╭─ Extracted data

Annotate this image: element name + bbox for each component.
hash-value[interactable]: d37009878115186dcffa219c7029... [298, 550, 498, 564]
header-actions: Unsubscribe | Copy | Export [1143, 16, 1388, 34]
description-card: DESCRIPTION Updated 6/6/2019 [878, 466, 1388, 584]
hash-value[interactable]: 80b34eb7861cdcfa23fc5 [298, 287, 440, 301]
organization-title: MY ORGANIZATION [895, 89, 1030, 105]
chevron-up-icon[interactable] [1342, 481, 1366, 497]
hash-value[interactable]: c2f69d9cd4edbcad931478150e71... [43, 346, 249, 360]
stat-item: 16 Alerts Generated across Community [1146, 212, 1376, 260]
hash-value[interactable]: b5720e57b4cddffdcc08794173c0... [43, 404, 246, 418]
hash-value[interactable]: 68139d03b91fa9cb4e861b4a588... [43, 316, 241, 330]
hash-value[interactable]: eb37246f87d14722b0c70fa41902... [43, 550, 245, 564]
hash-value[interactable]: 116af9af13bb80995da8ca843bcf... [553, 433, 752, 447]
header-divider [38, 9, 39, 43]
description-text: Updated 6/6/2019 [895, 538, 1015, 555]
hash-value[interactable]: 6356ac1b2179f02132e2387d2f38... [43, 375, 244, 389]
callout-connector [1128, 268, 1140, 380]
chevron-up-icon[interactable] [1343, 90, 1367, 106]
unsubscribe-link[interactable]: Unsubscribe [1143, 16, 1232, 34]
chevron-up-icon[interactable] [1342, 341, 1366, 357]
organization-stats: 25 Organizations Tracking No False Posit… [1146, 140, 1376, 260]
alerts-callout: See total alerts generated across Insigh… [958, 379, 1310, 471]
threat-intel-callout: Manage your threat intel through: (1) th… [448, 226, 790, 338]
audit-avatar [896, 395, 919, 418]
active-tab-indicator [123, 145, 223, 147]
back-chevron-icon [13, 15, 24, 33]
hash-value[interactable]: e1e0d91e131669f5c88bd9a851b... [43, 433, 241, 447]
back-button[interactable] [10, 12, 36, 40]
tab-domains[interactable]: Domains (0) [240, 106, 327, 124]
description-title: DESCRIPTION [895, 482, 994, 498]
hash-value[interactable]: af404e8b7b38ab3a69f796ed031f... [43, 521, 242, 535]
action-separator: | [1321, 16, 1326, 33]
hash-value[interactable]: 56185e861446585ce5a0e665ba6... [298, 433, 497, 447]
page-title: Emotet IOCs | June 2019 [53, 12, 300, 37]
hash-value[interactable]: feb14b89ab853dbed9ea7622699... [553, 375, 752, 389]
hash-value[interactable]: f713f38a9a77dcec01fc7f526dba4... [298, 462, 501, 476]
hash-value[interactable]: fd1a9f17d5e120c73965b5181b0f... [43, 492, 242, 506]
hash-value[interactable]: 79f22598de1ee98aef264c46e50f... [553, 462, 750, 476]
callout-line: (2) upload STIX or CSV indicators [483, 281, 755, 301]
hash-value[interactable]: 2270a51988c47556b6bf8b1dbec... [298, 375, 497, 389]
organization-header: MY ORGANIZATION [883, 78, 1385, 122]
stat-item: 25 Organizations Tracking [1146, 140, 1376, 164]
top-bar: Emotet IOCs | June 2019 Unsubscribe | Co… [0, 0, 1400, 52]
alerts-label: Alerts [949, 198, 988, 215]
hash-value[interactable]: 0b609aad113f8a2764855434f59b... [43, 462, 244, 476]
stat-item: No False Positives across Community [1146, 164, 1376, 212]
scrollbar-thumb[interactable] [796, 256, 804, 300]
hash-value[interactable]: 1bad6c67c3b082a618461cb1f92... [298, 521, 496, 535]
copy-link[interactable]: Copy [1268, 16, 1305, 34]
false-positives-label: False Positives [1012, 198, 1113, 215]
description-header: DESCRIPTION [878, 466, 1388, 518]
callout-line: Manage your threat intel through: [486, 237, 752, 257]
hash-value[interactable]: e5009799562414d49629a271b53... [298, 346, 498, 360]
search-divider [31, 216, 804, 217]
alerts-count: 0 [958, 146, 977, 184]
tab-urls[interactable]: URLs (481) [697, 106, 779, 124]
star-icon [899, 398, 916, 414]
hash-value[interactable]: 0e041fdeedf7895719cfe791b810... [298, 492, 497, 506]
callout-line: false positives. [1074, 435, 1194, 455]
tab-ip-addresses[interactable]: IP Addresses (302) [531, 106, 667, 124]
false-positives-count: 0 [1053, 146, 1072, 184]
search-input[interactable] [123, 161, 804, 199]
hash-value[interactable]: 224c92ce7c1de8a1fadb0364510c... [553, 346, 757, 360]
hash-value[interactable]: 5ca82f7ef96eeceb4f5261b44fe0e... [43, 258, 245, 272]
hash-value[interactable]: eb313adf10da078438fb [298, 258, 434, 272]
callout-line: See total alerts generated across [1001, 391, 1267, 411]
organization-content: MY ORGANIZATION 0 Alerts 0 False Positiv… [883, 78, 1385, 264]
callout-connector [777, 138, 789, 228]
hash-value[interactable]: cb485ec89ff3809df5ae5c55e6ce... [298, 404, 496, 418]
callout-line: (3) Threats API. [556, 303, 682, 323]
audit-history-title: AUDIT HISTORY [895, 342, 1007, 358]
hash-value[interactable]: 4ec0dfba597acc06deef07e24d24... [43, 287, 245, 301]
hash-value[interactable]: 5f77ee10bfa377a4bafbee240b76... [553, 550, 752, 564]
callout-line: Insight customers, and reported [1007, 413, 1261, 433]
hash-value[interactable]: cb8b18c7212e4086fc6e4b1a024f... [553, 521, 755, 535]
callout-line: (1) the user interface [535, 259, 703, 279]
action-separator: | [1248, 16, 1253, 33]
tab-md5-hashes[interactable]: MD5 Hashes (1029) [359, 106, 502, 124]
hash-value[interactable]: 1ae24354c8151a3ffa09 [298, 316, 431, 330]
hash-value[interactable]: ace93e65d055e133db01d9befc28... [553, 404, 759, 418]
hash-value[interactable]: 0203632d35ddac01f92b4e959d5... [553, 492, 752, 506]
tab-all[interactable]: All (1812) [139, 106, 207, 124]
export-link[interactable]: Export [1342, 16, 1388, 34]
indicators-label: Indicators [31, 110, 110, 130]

╰─

Reproduce every line of the material with each "hash-value" changed to "hash-string", leaving everything else as it is.

Annotate this image: element name + bbox for each component.
hash-string[interactable]: d37009878115186dcffa219c7029... [298, 550, 498, 564]
header-actions: Unsubscribe | Copy | Export [1143, 16, 1388, 34]
description-card: DESCRIPTION Updated 6/6/2019 [878, 466, 1388, 584]
hash-string[interactable]: 80b34eb7861cdcfa23fc5 [298, 287, 440, 301]
organization-title: MY ORGANIZATION [895, 89, 1030, 105]
chevron-up-icon[interactable] [1342, 481, 1366, 497]
hash-string[interactable]: c2f69d9cd4edbcad931478150e71... [43, 346, 249, 360]
stat-item: 16 Alerts Generated across Community [1146, 212, 1376, 260]
hash-string[interactable]: b5720e57b4cddffdcc08794173c0... [43, 404, 246, 418]
hash-string[interactable]: 68139d03b91fa9cb4e861b4a588... [43, 316, 241, 330]
hash-string[interactable]: eb37246f87d14722b0c70fa41902... [43, 550, 245, 564]
hash-string[interactable]: 116af9af13bb80995da8ca843bcf... [553, 433, 752, 447]
header-divider [38, 9, 39, 43]
description-text: Updated 6/6/2019 [895, 538, 1015, 555]
hash-string[interactable]: 6356ac1b2179f02132e2387d2f38... [43, 375, 244, 389]
callout-connector [1128, 268, 1140, 380]
chevron-up-icon[interactable] [1343, 90, 1367, 106]
unsubscribe-link[interactable]: Unsubscribe [1143, 16, 1232, 34]
chevron-up-icon[interactable] [1342, 341, 1366, 357]
organization-stats: 25 Organizations Tracking No False Posit… [1146, 140, 1376, 260]
alerts-callout: See total alerts generated across Insigh… [958, 379, 1310, 471]
threat-intel-callout: Manage your threat intel through: (1) th… [448, 226, 790, 338]
audit-avatar [896, 395, 919, 418]
active-tab-indicator [123, 145, 223, 147]
back-chevron-icon [13, 15, 24, 33]
hash-string[interactable]: e1e0d91e131669f5c88bd9a851b... [43, 433, 241, 447]
back-button[interactable] [10, 12, 36, 40]
tab-domains[interactable]: Domains (0) [240, 106, 327, 124]
description-title: DESCRIPTION [895, 482, 994, 498]
hash-string[interactable]: af404e8b7b38ab3a69f796ed031f... [43, 521, 242, 535]
action-separator: | [1321, 16, 1326, 33]
hash-string[interactable]: 56185e861446585ce5a0e665ba6... [298, 433, 497, 447]
page-title: Emotet IOCs | June 2019 [53, 12, 300, 37]
hash-string[interactable]: feb14b89ab853dbed9ea7622699... [553, 375, 752, 389]
hash-string[interactable]: f713f38a9a77dcec01fc7f526dba4... [298, 462, 501, 476]
hash-string[interactable]: fd1a9f17d5e120c73965b5181b0f... [43, 492, 242, 506]
hash-string[interactable]: 79f22598de1ee98aef264c46e50f... [553, 462, 750, 476]
callout-line: (2) upload STIX or CSV indicators [483, 281, 755, 301]
hash-string[interactable]: 2270a51988c47556b6bf8b1dbec... [298, 375, 497, 389]
organization-header: MY ORGANIZATION [883, 78, 1385, 122]
stat-item: 25 Organizations Tracking [1146, 140, 1376, 164]
top-bar: Emotet IOCs | June 2019 Unsubscribe | Co… [0, 0, 1400, 52]
alerts-label: Alerts [949, 198, 988, 215]
hash-string[interactable]: 0b609aad113f8a2764855434f59b... [43, 462, 244, 476]
stat-item: No False Positives across Community [1146, 164, 1376, 212]
scrollbar-thumb[interactable] [796, 256, 804, 300]
hash-string[interactable]: 1bad6c67c3b082a618461cb1f92... [298, 521, 496, 535]
copy-link[interactable]: Copy [1268, 16, 1305, 34]
false-positives-label: False Positives [1012, 198, 1113, 215]
description-header: DESCRIPTION [878, 466, 1388, 518]
callout-line: Manage your threat intel through: [486, 237, 752, 257]
hash-string[interactable]: e5009799562414d49629a271b53... [298, 346, 498, 360]
search-divider [31, 216, 804, 217]
alerts-count: 0 [958, 146, 977, 184]
tab-urls[interactable]: URLs (481) [697, 106, 779, 124]
star-icon [899, 398, 916, 414]
hash-string[interactable]: 0e041fdeedf7895719cfe791b810... [298, 492, 497, 506]
callout-line: false positives. [1074, 435, 1194, 455]
tab-ip-addresses[interactable]: IP Addresses (302) [531, 106, 667, 124]
false-positives-count: 0 [1053, 146, 1072, 184]
search-input[interactable] [123, 161, 804, 199]
hash-string[interactable]: 224c92ce7c1de8a1fadb0364510c... [553, 346, 757, 360]
hash-string[interactable]: 5ca82f7ef96eeceb4f5261b44fe0e... [43, 258, 245, 272]
hash-string[interactable]: eb313adf10da078438fb [298, 258, 434, 272]
callout-line: See total alerts generated across [1001, 391, 1267, 411]
organization-content: MY ORGANIZATION 0 Alerts 0 False Positiv… [883, 78, 1385, 264]
callout-connector [777, 138, 789, 228]
hash-string[interactable]: cb485ec89ff3809df5ae5c55e6ce... [298, 404, 496, 418]
callout-line: (3) Threats API. [556, 303, 682, 323]
audit-history-title: AUDIT HISTORY [895, 342, 1007, 358]
hash-string[interactable]: 4ec0dfba597acc06deef07e24d24... [43, 287, 245, 301]
hash-string[interactable]: 5f77ee10bfa377a4bafbee240b76... [553, 550, 752, 564]
callout-line: Insight customers, and reported [1007, 413, 1261, 433]
hash-string[interactable]: cb8b18c7212e4086fc6e4b1a024f... [553, 521, 755, 535]
callout-line: (1) the user interface [535, 259, 703, 279]
action-separator: | [1248, 16, 1253, 33]
tab-md5-hashes[interactable]: MD5 Hashes (1029) [359, 106, 502, 124]
hash-string[interactable]: 1ae24354c8151a3ffa09 [298, 316, 431, 330]
hash-string[interactable]: ace93e65d055e133db01d9befc28... [553, 404, 759, 418]
hash-string[interactable]: 0203632d35ddac01f92b4e959d5... [553, 492, 752, 506]
tab-all[interactable]: All (1812) [139, 106, 207, 124]
export-link[interactable]: Export [1342, 16, 1388, 34]
indicators-label: Indicators [31, 110, 110, 130]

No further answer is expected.